_Your instructions_
Produce an exact copy of all the data below, dropping every image.

========

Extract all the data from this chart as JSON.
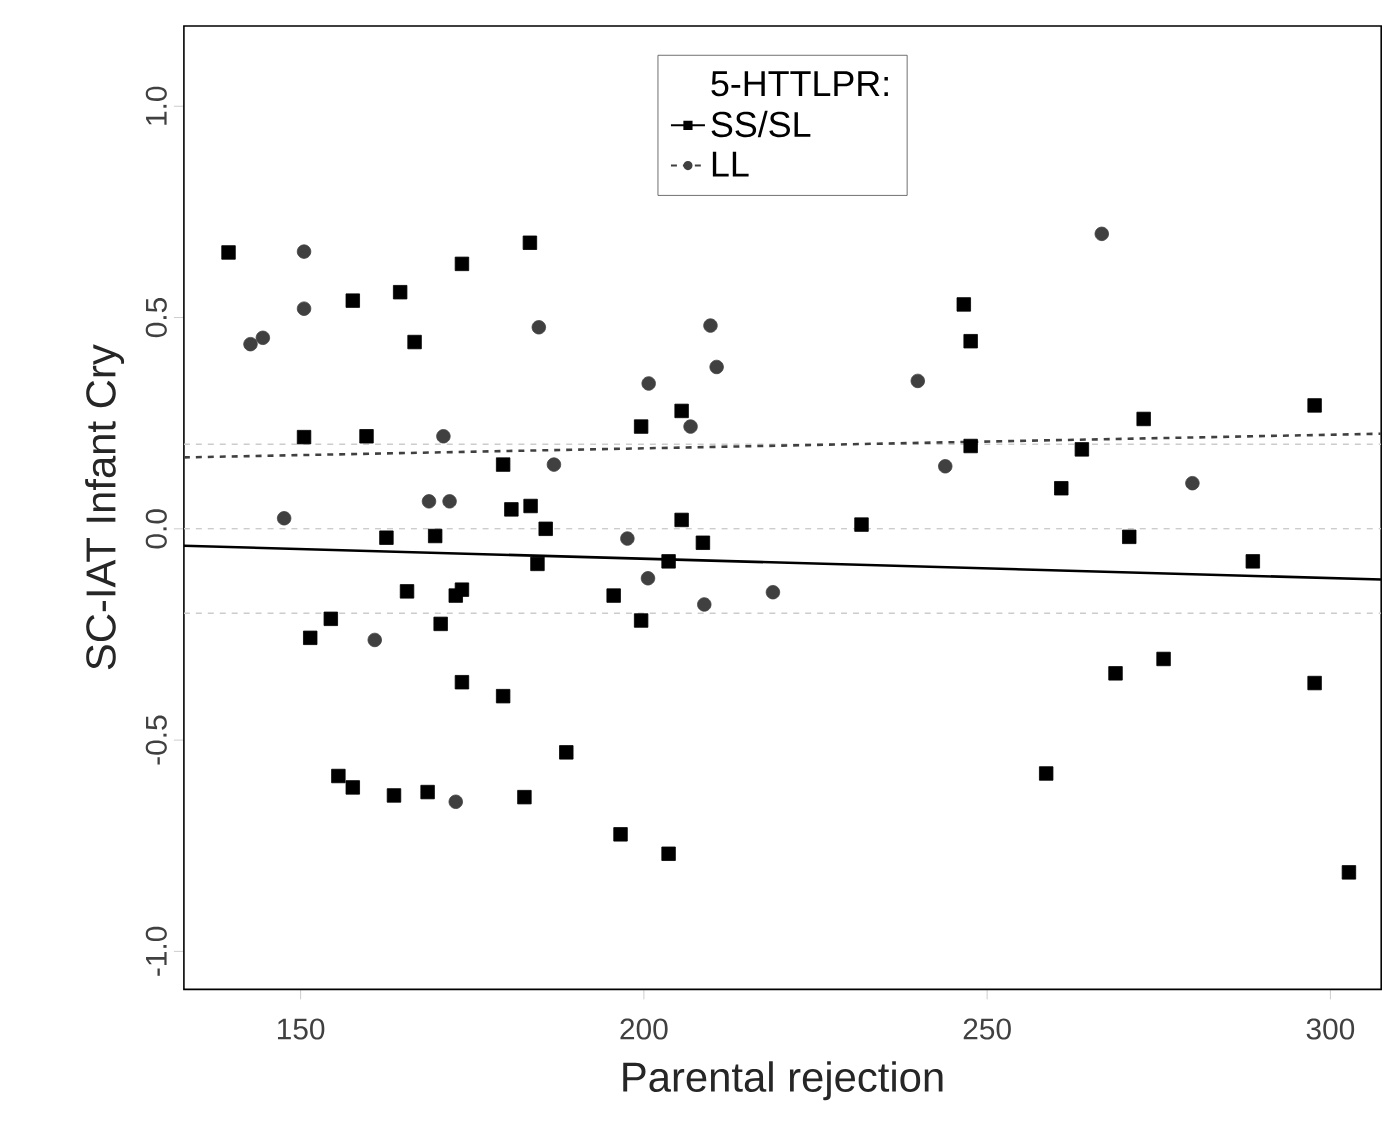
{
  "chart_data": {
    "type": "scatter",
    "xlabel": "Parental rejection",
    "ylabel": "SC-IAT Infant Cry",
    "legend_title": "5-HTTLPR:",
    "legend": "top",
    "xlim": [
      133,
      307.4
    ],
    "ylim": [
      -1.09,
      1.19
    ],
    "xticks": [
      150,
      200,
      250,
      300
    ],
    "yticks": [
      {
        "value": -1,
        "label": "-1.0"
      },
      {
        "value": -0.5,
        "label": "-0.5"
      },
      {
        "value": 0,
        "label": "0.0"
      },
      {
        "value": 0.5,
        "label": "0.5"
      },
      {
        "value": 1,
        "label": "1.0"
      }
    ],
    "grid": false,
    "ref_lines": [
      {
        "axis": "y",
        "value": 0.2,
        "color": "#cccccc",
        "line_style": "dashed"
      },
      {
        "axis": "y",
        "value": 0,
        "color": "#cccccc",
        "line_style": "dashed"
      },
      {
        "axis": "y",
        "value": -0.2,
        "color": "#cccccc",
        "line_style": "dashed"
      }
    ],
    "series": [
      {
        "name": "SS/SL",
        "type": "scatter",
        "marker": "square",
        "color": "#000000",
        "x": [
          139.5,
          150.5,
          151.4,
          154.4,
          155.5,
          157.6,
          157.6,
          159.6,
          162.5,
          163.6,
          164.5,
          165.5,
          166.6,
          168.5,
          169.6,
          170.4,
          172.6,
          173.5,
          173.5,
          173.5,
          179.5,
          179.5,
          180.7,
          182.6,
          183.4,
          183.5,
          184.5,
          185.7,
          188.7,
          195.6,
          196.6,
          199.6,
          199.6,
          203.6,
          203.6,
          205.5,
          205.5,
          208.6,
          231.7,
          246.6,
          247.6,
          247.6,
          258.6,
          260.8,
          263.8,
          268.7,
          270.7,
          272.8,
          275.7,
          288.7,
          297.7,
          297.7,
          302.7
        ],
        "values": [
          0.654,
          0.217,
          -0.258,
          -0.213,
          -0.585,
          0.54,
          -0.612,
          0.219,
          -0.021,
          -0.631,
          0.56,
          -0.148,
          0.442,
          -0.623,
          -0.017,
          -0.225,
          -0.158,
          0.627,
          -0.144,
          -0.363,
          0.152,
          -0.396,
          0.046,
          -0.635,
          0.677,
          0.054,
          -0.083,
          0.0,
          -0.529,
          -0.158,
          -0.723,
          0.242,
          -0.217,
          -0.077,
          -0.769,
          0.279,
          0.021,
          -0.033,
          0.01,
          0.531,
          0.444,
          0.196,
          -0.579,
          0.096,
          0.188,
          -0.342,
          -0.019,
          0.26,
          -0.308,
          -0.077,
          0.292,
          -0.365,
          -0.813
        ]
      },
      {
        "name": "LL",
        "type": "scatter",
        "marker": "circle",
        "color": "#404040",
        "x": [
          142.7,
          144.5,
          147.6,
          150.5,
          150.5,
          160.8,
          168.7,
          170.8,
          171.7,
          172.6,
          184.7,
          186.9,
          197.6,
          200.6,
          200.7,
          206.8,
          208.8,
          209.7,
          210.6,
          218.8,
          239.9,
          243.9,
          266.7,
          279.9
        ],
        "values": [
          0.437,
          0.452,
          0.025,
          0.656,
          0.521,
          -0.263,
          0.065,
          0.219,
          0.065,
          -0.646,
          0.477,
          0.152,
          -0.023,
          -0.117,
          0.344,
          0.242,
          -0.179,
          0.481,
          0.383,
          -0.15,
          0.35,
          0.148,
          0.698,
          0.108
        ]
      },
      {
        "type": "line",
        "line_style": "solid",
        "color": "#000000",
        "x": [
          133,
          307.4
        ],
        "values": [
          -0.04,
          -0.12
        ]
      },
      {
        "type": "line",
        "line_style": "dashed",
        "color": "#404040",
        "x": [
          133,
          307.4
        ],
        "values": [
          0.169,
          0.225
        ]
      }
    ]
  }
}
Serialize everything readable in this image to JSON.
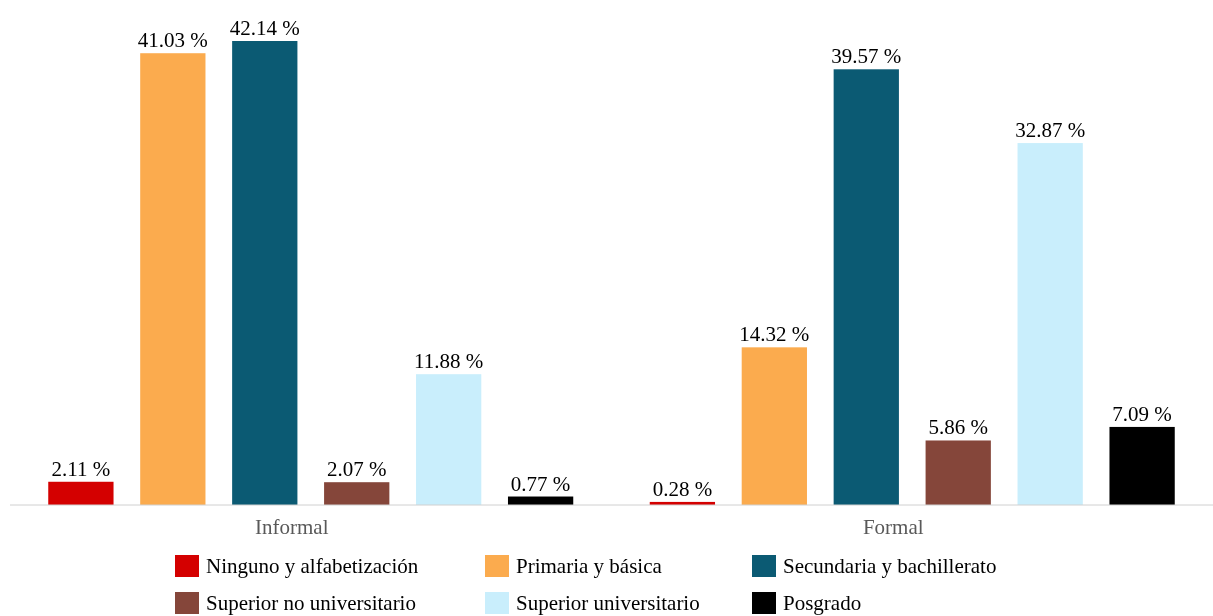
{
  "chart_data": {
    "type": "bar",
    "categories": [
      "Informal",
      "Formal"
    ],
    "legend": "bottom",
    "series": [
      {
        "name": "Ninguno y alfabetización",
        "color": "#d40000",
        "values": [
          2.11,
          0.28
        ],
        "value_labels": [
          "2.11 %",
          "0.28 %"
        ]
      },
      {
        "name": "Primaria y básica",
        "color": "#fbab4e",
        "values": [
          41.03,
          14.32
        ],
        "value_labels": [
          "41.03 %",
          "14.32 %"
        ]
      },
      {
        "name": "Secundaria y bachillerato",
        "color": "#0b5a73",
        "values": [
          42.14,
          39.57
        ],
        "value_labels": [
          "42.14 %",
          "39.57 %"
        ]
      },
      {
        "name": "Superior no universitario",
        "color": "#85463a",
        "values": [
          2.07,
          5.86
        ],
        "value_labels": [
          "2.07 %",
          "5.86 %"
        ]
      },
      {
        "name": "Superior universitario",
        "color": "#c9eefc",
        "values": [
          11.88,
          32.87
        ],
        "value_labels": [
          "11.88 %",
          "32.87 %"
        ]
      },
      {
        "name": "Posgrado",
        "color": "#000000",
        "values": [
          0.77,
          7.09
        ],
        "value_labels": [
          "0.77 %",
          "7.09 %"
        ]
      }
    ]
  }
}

========

_The completed task_
Extract all the data from this chart as JSON.
{
  "chart_data": {
    "type": "scatter",
    "xlabel": "Parental rejection",
    "ylabel": "SC-IAT Infant Cry",
    "legend_title": "5-HTTLPR:",
    "legend": "top",
    "xlim": [
      133,
      307.4
    ],
    "ylim": [
      -1.09,
      1.19
    ],
    "xticks": [
      150,
      200,
      250,
      300
    ],
    "yticks": [
      {
        "value": -1,
        "label": "-1.0"
      },
      {
        "value": -0.5,
        "label": "-0.5"
      },
      {
        "value": 0,
        "label": "0.0"
      },
      {
        "value": 0.5,
        "label": "0.5"
      },
      {
        "value": 1,
        "label": "1.0"
      }
    ],
    "grid": false,
    "ref_lines": [
      {
        "axis": "y",
        "value": 0.2,
        "color": "#cccccc",
        "line_style": "dashed"
      },
      {
        "axis": "y",
        "value": 0,
        "color": "#cccccc",
        "line_style": "dashed"
      },
      {
        "axis": "y",
        "value": -0.2,
        "color": "#cccccc",
        "line_style": "dashed"
      }
    ],
    "series": [
      {
        "name": "SS/SL",
        "type": "scatter",
        "marker": "square",
        "color": "#000000",
        "x": [
          139.5,
          150.5,
          151.4,
          154.4,
          155.5,
          157.6,
          157.6,
          159.6,
          162.5,
          163.6,
          164.5,
          165.5,
          166.6,
          168.5,
          169.6,
          170.4,
          172.6,
          173.5,
          173.5,
          173.5,
          179.5,
          179.5,
          180.7,
          182.6,
          183.4,
          183.5,
          184.5,
          185.7,
          188.7,
          195.6,
          196.6,
          199.6,
          199.6,
          203.6,
          203.6,
          205.5,
          205.5,
          208.6,
          231.7,
          246.6,
          247.6,
          247.6,
          258.6,
          260.8,
          263.8,
          268.7,
          270.7,
          272.8,
          275.7,
          288.7,
          297.7,
          297.7,
          302.7
        ],
        "values": [
          0.654,
          0.217,
          -0.258,
          -0.213,
          -0.585,
          0.54,
          -0.612,
          0.219,
          -0.021,
          -0.631,
          0.56,
          -0.148,
          0.442,
          -0.623,
          -0.017,
          -0.225,
          -0.158,
          0.627,
          -0.144,
          -0.363,
          0.152,
          -0.396,
          0.046,
          -0.635,
          0.677,
          0.054,
          -0.083,
          0.0,
          -0.529,
          -0.158,
          -0.723,
          0.242,
          -0.217,
          -0.077,
          -0.769,
          0.279,
          0.021,
          -0.033,
          0.01,
          0.531,
          0.444,
          0.196,
          -0.579,
          0.096,
          0.188,
          -0.342,
          -0.019,
          0.26,
          -0.308,
          -0.077,
          0.292,
          -0.365,
          -0.813
        ]
      },
      {
        "name": "LL",
        "type": "scatter",
        "marker": "circle",
        "color": "#404040",
        "x": [
          142.7,
          144.5,
          147.6,
          150.5,
          150.5,
          160.8,
          168.7,
          170.8,
          171.7,
          172.6,
          184.7,
          186.9,
          197.6,
          200.6,
          200.7,
          206.8,
          208.8,
          209.7,
          210.6,
          218.8,
          239.9,
          243.9,
          266.7,
          279.9
        ],
        "values": [
          0.437,
          0.452,
          0.025,
          0.656,
          0.521,
          -0.263,
          0.065,
          0.219,
          0.065,
          -0.646,
          0.477,
          0.152,
          -0.023,
          -0.117,
          0.344,
          0.242,
          -0.179,
          0.481,
          0.383,
          -0.15,
          0.35,
          0.148,
          0.698,
          0.108
        ]
      },
      {
        "type": "line",
        "line_style": "solid",
        "color": "#000000",
        "x": [
          133,
          307.4
        ],
        "values": [
          -0.04,
          -0.12
        ]
      },
      {
        "type": "line",
        "line_style": "dashed",
        "color": "#404040",
        "x": [
          133,
          307.4
        ],
        "values": [
          0.169,
          0.225
        ]
      }
    ]
  }
}
Serialize everything readable in this image to JSON.
{
  "chart_data": {
    "type": "bar",
    "categories": [
      "Informal",
      "Formal"
    ],
    "legend": "bottom",
    "series": [
      {
        "name": "Ninguno y alfabetización",
        "color": "#d40000",
        "values": [
          2.11,
          0.28
        ],
        "value_labels": [
          "2.11 %",
          "0.28 %"
        ]
      },
      {
        "name": "Primaria y básica",
        "color": "#fbab4e",
        "values": [
          41.03,
          14.32
        ],
        "value_labels": [
          "41.03 %",
          "14.32 %"
        ]
      },
      {
        "name": "Secundaria y bachillerato",
        "color": "#0b5a73",
        "values": [
          42.14,
          39.57
        ],
        "value_labels": [
          "42.14 %",
          "39.57 %"
        ]
      },
      {
        "name": "Superior no universitario",
        "color": "#85463a",
        "values": [
          2.07,
          5.86
        ],
        "value_labels": [
          "2.07 %",
          "5.86 %"
        ]
      },
      {
        "name": "Superior universitario",
        "color": "#c9eefc",
        "values": [
          11.88,
          32.87
        ],
        "value_labels": [
          "11.88 %",
          "32.87 %"
        ]
      },
      {
        "name": "Posgrado",
        "color": "#000000",
        "values": [
          0.77,
          7.09
        ],
        "value_labels": [
          "0.77 %",
          "7.09 %"
        ]
      }
    ]
  }
}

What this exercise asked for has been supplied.